Stored data
::::::::::

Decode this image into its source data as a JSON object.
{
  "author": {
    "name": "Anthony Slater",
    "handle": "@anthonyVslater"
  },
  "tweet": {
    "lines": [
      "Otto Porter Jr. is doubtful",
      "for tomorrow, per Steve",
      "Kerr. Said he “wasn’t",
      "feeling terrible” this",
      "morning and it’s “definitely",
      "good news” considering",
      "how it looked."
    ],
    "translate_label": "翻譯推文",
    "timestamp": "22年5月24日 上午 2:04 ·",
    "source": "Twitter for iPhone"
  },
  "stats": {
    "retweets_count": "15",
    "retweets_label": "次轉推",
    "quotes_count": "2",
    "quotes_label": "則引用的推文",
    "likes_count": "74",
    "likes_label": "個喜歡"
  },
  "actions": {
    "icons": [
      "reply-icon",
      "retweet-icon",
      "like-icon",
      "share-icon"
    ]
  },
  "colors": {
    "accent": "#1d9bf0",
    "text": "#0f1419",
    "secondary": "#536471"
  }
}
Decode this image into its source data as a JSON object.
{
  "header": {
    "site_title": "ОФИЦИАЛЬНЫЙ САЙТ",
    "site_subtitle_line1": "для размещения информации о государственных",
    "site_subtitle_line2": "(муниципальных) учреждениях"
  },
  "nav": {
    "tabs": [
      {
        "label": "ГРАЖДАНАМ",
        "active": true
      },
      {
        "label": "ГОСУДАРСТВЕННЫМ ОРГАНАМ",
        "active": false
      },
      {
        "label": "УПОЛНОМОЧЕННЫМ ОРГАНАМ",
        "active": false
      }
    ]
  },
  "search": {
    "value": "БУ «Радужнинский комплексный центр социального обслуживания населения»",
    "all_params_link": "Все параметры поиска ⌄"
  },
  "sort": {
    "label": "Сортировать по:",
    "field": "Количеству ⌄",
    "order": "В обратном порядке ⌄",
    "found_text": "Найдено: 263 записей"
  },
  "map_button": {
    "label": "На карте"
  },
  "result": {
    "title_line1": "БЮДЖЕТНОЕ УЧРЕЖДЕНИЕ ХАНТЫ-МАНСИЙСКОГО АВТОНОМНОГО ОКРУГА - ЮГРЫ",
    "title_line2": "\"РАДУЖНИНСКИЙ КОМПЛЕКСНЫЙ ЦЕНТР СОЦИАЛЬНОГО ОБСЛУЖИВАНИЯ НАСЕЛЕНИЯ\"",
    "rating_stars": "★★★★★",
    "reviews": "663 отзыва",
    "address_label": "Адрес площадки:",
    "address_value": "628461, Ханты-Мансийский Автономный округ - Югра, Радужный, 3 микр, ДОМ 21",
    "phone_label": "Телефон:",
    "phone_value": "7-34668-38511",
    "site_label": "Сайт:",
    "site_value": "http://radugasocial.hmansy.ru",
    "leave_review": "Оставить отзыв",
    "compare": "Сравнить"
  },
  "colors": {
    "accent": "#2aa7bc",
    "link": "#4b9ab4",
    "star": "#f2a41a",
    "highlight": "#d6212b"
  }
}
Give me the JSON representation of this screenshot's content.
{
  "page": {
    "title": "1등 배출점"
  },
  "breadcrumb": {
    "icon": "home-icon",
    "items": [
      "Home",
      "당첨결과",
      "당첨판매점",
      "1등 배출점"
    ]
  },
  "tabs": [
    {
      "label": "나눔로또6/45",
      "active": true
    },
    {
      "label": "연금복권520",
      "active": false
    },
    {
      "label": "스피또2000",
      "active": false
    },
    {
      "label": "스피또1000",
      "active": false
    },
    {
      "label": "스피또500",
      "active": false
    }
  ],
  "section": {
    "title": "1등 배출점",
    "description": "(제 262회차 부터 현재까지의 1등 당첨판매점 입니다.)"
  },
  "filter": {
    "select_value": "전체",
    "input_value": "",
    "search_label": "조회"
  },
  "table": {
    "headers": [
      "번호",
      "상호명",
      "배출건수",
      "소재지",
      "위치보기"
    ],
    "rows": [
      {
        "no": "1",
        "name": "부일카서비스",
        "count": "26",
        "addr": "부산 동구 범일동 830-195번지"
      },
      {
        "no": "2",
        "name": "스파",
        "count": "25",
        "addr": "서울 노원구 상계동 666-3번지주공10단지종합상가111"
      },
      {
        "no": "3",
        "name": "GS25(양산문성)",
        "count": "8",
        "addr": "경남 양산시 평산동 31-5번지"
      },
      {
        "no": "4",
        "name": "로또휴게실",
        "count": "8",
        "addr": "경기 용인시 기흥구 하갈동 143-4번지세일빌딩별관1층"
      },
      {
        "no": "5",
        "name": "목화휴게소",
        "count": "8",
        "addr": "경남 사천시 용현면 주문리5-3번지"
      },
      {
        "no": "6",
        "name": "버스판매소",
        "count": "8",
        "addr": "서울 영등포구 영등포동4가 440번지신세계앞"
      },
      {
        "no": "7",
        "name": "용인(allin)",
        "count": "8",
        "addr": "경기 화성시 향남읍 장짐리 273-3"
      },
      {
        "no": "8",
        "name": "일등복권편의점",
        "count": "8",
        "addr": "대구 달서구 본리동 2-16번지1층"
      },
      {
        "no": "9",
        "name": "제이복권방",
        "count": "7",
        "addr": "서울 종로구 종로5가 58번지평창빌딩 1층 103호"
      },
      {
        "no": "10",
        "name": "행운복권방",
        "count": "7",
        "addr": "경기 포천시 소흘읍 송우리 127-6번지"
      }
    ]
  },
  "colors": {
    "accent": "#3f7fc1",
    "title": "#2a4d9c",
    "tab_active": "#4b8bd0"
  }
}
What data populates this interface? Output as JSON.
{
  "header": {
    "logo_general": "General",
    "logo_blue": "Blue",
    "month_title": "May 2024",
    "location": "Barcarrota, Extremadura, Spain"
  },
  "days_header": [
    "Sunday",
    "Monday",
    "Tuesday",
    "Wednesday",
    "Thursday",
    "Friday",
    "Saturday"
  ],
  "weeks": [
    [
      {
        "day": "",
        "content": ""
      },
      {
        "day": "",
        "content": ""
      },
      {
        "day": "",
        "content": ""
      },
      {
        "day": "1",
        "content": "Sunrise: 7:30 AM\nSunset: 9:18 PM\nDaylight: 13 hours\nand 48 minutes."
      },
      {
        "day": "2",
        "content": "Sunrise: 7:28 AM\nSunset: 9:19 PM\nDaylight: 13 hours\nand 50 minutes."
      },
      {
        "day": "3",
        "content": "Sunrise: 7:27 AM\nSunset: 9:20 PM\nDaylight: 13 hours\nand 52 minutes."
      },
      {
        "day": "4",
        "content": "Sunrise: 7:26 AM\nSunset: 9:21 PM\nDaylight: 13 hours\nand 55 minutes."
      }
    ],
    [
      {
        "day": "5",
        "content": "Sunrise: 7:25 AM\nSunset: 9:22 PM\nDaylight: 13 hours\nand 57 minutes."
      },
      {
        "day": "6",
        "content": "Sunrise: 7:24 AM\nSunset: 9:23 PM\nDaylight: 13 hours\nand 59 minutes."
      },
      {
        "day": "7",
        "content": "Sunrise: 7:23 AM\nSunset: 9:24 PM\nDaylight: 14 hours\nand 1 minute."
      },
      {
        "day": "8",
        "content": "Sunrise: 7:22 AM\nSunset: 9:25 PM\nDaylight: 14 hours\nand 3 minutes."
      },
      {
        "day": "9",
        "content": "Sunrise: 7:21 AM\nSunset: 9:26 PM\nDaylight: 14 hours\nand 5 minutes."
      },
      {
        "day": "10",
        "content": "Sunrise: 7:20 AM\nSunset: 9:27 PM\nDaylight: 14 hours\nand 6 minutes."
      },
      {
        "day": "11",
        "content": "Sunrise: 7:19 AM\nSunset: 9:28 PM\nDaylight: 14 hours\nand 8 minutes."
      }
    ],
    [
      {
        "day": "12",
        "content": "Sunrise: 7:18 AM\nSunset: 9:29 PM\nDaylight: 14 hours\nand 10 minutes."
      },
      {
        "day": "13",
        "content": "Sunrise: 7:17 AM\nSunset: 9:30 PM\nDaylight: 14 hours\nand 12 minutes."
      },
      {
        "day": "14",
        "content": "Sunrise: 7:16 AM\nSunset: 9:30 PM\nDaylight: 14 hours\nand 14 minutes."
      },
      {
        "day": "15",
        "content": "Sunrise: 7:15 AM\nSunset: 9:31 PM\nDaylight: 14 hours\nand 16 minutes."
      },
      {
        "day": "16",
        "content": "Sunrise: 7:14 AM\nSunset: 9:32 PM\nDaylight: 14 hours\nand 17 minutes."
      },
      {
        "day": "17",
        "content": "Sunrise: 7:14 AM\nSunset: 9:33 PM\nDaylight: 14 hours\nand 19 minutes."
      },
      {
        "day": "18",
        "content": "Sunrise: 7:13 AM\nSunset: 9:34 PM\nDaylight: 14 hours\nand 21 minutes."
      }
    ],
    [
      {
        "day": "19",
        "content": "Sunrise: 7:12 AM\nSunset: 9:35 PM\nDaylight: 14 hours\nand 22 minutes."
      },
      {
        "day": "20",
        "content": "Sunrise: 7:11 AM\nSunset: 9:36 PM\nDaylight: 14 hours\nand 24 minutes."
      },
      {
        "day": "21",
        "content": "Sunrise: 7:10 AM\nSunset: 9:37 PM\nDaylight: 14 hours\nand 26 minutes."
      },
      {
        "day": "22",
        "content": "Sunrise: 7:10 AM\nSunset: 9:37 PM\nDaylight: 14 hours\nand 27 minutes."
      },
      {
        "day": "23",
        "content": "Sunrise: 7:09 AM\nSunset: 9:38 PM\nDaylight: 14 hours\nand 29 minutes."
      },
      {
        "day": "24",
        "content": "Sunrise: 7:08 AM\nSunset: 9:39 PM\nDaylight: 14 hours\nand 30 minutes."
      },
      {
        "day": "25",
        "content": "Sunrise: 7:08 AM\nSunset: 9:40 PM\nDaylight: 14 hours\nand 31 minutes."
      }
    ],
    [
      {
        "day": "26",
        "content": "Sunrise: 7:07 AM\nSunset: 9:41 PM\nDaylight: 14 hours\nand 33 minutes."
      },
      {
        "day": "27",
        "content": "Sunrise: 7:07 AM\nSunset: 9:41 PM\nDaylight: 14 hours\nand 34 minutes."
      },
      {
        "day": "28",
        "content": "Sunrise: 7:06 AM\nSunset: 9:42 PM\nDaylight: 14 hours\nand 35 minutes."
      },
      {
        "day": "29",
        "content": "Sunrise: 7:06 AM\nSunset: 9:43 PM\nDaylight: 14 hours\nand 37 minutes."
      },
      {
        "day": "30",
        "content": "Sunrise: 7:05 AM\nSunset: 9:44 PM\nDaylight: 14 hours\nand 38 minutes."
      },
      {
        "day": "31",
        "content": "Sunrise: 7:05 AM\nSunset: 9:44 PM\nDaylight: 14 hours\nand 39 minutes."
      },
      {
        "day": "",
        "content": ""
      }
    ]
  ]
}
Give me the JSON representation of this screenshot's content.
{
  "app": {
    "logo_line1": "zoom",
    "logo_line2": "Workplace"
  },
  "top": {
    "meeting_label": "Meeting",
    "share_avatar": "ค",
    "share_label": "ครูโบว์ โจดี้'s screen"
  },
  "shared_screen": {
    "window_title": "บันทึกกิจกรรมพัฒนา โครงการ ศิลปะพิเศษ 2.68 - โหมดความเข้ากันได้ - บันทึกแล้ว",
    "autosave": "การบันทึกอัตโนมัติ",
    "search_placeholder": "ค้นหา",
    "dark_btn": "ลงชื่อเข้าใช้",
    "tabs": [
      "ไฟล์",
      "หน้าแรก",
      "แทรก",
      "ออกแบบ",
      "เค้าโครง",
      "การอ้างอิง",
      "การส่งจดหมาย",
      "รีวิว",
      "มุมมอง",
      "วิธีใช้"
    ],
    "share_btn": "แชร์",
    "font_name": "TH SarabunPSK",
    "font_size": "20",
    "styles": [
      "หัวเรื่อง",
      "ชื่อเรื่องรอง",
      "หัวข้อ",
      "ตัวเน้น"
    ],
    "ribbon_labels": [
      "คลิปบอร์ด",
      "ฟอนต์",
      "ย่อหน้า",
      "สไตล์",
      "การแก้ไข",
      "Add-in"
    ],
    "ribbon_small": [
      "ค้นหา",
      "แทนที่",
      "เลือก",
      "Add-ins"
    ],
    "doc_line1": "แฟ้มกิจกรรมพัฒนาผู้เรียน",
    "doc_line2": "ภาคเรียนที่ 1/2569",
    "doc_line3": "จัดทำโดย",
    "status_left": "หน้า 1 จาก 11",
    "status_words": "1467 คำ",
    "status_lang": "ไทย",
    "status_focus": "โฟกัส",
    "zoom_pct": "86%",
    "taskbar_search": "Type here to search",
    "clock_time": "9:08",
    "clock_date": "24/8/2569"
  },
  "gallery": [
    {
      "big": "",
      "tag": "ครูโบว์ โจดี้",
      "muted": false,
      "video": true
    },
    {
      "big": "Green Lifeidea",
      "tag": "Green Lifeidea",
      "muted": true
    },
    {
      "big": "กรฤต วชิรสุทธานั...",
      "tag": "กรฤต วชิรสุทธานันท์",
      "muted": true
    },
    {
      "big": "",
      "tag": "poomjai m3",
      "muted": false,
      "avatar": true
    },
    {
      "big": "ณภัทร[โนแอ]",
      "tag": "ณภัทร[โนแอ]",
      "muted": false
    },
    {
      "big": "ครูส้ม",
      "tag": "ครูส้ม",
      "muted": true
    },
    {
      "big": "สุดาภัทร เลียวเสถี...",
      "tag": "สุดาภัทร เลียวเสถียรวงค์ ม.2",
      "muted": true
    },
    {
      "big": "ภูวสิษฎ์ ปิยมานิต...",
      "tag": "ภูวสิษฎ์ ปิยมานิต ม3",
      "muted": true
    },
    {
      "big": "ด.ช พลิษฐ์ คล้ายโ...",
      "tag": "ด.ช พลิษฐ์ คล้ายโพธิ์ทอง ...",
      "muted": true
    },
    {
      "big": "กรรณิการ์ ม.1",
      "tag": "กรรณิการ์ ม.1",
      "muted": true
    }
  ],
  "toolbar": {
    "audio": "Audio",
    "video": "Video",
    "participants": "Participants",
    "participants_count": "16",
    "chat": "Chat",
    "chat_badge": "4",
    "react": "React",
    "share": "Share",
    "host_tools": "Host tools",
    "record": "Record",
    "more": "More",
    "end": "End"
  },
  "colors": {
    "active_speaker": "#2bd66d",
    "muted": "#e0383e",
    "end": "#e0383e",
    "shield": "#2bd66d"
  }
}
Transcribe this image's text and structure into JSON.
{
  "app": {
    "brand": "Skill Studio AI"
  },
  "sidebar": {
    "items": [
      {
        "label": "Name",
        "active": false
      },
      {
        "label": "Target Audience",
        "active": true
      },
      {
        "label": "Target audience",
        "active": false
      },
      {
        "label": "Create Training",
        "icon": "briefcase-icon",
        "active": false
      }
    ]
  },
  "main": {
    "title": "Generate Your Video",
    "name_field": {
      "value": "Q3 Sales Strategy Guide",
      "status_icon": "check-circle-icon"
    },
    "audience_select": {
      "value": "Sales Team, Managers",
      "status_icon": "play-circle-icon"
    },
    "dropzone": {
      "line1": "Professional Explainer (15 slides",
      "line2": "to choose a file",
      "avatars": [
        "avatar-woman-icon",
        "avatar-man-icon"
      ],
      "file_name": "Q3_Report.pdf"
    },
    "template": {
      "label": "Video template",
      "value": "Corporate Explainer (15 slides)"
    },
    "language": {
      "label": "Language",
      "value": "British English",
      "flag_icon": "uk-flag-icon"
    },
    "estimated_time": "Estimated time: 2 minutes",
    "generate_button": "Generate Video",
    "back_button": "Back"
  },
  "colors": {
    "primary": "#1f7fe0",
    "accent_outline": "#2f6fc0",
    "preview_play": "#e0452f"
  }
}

::::::::::

* **Required work**
Copy every line in the listing above where the string "Green" turns up.

* **Result of this task**
      "big": "Green Lifeidea",
      "tag": "Green Lifeidea",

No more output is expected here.